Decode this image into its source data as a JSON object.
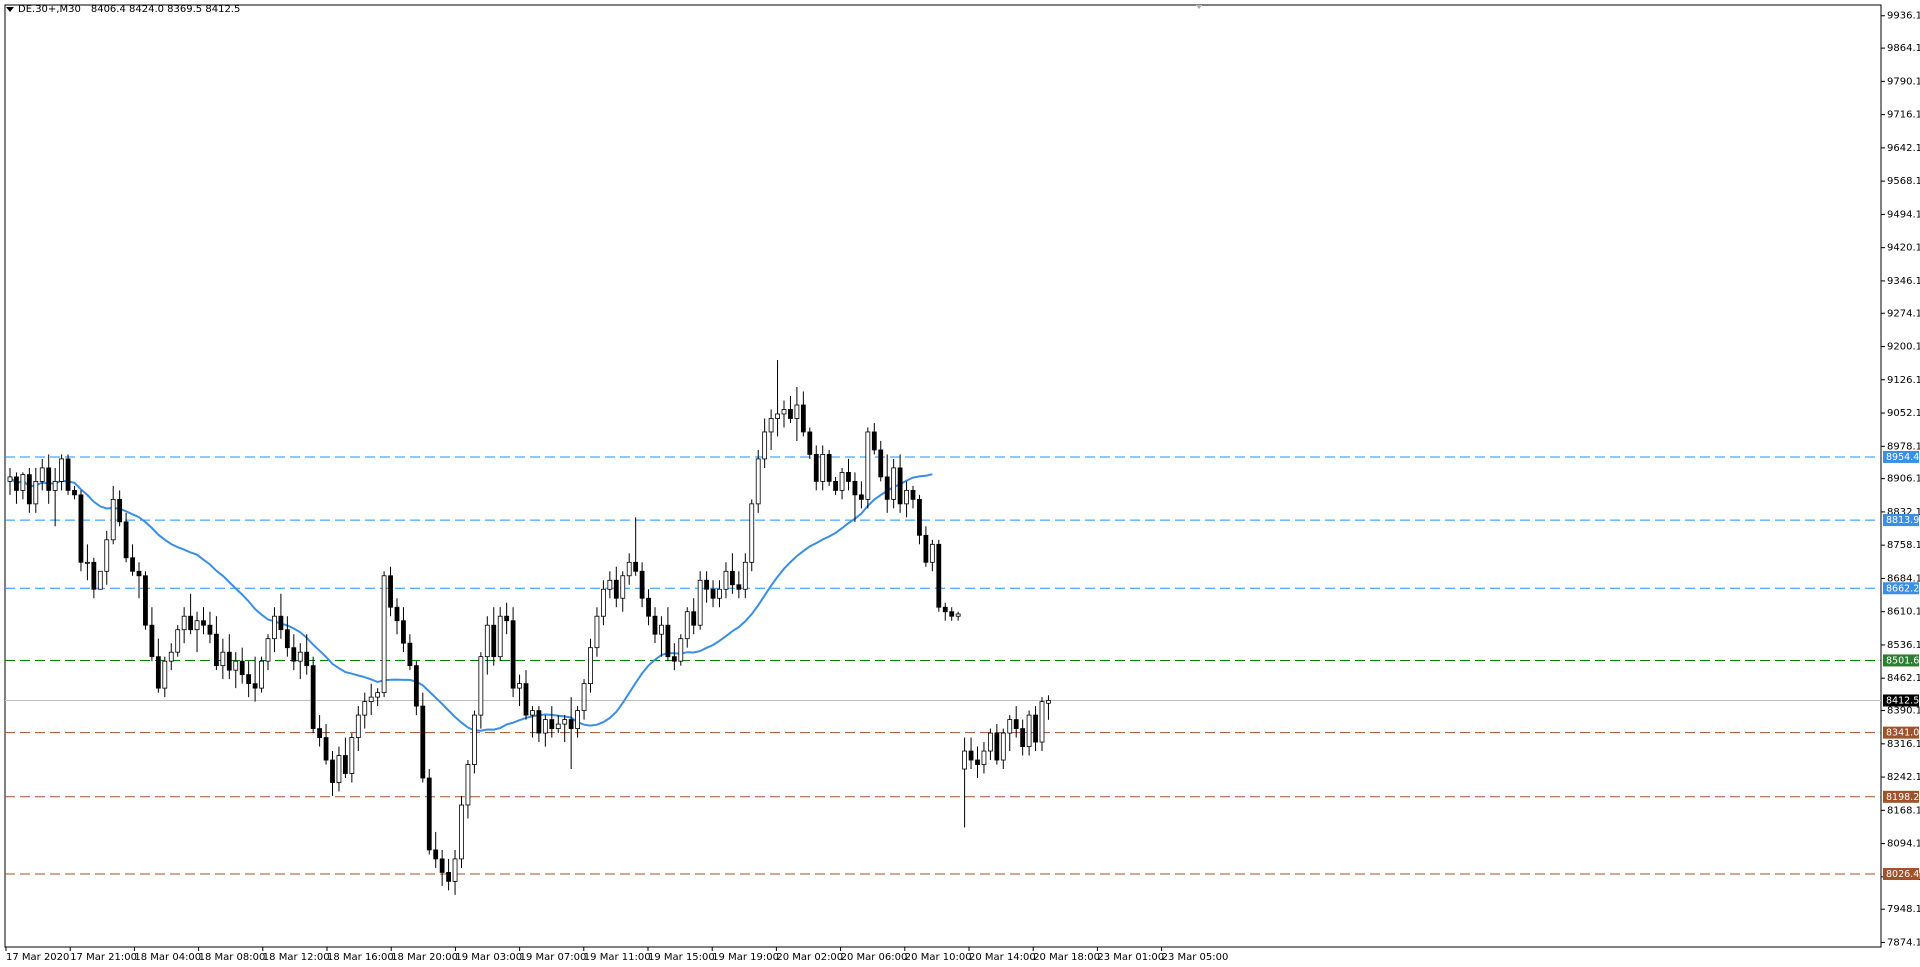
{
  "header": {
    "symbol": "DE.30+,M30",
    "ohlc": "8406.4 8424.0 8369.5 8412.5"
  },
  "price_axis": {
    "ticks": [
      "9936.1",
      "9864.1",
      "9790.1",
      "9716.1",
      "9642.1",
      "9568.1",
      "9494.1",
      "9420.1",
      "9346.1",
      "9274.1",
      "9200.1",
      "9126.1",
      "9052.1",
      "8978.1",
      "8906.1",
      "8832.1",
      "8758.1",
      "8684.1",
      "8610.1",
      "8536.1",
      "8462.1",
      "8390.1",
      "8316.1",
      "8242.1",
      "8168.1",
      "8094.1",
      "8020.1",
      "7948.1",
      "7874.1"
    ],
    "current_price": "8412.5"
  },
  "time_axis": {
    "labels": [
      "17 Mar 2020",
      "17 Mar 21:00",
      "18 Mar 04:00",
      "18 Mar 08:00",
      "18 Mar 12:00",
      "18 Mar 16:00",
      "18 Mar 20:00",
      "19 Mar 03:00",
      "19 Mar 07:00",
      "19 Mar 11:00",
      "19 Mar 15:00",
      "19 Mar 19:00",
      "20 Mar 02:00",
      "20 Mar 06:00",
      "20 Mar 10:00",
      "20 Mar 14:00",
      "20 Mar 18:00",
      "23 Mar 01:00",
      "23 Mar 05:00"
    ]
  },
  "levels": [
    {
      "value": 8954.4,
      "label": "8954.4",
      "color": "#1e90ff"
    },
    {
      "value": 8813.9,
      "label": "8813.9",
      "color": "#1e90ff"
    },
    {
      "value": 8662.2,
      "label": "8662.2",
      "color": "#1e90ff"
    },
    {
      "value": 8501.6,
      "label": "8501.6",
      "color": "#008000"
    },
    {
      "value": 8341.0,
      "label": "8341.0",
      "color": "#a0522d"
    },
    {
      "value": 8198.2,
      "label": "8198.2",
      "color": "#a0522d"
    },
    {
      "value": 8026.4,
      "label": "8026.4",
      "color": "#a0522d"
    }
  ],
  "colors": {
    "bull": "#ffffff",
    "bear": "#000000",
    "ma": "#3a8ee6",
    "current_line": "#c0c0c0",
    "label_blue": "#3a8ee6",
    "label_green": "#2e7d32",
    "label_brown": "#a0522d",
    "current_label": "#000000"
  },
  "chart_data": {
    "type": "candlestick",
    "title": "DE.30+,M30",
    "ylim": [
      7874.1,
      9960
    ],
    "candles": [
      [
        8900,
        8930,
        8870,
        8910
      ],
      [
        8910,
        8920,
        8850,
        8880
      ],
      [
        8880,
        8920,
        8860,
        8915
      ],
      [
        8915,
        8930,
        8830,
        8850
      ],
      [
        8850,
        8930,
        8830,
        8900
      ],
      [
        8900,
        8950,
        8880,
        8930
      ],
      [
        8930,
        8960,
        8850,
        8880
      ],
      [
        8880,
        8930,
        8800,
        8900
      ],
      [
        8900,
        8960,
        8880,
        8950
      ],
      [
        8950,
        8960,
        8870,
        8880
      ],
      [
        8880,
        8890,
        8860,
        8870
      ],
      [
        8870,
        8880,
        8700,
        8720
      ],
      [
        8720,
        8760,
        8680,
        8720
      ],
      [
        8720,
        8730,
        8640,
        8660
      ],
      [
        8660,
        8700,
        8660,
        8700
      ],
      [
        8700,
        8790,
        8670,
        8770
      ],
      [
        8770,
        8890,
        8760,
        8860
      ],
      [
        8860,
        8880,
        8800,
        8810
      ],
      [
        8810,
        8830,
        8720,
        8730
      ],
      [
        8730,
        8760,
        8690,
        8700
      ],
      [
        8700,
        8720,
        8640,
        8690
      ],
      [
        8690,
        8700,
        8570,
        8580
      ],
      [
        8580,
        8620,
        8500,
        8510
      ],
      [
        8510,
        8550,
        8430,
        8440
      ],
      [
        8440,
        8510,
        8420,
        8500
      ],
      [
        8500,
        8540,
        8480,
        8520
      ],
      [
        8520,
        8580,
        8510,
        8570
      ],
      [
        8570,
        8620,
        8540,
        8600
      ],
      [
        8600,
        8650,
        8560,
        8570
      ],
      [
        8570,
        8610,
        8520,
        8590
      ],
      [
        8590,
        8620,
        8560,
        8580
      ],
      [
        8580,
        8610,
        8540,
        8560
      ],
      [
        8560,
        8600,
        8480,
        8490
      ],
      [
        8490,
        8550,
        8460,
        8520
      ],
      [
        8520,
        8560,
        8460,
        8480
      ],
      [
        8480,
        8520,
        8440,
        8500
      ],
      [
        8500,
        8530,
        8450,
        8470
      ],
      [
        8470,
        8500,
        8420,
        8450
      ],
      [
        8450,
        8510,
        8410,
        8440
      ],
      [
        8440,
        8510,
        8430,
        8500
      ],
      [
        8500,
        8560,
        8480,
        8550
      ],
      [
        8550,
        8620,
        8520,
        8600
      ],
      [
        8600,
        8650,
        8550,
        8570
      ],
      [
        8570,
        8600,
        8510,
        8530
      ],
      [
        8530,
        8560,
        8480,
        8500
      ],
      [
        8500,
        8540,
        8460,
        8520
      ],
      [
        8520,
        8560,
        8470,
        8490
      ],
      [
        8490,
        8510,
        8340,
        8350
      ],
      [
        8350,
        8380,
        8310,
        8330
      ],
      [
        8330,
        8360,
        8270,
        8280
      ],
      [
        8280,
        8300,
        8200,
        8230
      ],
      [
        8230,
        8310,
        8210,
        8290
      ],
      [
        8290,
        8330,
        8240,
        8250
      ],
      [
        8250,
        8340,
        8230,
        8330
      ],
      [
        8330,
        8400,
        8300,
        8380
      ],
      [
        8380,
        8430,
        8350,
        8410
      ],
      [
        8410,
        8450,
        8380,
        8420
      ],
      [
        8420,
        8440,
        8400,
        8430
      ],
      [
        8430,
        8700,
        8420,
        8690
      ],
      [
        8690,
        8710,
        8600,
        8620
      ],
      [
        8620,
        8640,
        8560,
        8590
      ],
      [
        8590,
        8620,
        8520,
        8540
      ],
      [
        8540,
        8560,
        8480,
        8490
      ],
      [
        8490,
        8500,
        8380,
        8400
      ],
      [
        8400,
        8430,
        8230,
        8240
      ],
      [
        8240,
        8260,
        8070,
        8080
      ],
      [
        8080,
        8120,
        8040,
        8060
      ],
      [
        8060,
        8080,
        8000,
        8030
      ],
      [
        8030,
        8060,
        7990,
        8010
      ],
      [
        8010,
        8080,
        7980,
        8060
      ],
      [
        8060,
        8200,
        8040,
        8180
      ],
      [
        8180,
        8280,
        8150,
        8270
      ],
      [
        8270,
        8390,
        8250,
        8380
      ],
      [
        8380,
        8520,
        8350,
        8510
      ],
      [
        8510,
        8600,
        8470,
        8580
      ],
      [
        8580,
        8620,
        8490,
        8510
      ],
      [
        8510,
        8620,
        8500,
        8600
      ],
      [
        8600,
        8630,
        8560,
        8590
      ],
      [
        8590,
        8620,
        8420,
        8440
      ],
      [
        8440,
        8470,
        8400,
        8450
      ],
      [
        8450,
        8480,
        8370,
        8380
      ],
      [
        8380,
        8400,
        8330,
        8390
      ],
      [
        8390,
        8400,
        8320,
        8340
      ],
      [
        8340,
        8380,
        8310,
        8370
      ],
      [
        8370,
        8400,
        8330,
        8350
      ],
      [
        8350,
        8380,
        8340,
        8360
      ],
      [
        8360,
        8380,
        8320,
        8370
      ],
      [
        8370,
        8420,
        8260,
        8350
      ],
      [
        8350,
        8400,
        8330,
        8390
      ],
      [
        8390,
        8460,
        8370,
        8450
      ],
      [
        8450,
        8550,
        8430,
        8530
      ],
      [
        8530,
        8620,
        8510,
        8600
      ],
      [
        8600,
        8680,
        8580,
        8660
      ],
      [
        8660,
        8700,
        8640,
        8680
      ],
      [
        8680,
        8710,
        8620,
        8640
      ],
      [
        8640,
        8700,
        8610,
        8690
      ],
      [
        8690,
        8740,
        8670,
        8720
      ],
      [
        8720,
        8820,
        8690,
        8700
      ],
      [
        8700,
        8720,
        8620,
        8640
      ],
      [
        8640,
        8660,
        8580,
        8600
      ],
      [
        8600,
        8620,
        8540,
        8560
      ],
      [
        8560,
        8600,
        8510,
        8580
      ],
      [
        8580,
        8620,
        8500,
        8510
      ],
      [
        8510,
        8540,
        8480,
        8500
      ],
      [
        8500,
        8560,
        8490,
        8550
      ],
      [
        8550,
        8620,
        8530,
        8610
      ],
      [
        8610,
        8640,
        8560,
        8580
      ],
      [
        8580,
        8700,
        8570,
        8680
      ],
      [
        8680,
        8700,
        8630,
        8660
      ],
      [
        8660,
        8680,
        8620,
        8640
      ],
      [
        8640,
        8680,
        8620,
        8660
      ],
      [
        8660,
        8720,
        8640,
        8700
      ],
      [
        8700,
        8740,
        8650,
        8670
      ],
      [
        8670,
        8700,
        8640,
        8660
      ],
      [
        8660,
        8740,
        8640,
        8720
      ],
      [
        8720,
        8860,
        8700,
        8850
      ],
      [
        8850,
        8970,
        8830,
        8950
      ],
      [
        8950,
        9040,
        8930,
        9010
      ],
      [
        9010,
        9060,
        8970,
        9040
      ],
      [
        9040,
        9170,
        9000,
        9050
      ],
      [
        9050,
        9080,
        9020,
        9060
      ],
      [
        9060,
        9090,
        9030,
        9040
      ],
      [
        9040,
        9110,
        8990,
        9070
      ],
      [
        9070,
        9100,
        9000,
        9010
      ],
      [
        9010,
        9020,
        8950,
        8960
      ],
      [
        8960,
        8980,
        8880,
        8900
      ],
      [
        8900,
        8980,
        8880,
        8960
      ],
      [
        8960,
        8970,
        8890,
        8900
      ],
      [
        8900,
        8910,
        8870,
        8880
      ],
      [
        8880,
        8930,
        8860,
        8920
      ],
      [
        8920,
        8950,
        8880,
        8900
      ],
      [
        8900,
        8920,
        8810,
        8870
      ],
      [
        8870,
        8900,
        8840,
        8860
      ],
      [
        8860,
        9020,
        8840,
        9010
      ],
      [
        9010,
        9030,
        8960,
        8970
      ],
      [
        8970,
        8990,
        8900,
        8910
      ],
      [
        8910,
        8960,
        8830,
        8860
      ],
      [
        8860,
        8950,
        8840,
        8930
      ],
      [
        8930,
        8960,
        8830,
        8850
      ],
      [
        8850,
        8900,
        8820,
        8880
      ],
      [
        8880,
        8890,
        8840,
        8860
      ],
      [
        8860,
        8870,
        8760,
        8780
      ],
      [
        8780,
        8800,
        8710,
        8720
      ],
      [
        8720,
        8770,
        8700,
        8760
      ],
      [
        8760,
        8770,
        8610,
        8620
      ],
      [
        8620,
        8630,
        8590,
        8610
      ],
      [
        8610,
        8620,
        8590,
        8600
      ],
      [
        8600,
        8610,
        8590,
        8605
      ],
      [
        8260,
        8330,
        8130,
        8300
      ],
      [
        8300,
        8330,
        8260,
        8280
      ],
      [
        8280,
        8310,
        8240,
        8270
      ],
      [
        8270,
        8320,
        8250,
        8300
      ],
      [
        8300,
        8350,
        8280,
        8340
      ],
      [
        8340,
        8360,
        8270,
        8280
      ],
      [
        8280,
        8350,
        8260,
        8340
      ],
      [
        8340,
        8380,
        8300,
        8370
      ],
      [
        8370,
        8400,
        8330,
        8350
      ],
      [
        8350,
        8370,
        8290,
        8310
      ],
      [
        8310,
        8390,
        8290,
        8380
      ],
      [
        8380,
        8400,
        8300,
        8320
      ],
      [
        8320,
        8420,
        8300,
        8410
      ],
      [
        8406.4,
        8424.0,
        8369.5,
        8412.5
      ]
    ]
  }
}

EXERCISE:
How many lines of the records contain the string "value"? Respond with the number alone.

ANSWER TO THE PROBLEM:
7